--- Start of Dataset records ---

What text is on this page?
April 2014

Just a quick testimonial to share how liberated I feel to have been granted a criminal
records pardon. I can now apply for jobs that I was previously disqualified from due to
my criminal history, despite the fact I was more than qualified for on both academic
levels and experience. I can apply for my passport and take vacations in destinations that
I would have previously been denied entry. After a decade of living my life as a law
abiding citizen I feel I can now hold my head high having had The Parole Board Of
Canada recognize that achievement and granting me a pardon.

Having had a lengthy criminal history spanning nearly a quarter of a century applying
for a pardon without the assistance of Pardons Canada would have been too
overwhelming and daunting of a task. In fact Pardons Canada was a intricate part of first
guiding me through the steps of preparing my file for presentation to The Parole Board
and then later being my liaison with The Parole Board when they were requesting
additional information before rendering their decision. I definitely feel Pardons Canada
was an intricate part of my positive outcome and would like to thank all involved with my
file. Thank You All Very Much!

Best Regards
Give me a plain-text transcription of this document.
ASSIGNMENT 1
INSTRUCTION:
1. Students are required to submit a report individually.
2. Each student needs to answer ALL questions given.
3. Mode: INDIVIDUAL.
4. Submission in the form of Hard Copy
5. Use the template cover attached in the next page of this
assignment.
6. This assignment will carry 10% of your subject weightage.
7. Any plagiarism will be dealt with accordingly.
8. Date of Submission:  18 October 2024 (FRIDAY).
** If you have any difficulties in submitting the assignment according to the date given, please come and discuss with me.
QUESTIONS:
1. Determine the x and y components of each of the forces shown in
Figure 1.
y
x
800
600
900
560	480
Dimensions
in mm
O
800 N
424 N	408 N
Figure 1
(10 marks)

--- End of Dataset records ---

> Request:
Look over the material above and show each line where "part" appears.

> Output of the exercise:
overwhelming and daunting of a task. In fact Pardons Canada was a intricate part of first
was an intricate part of my positive outcome and would like to thank all involved with my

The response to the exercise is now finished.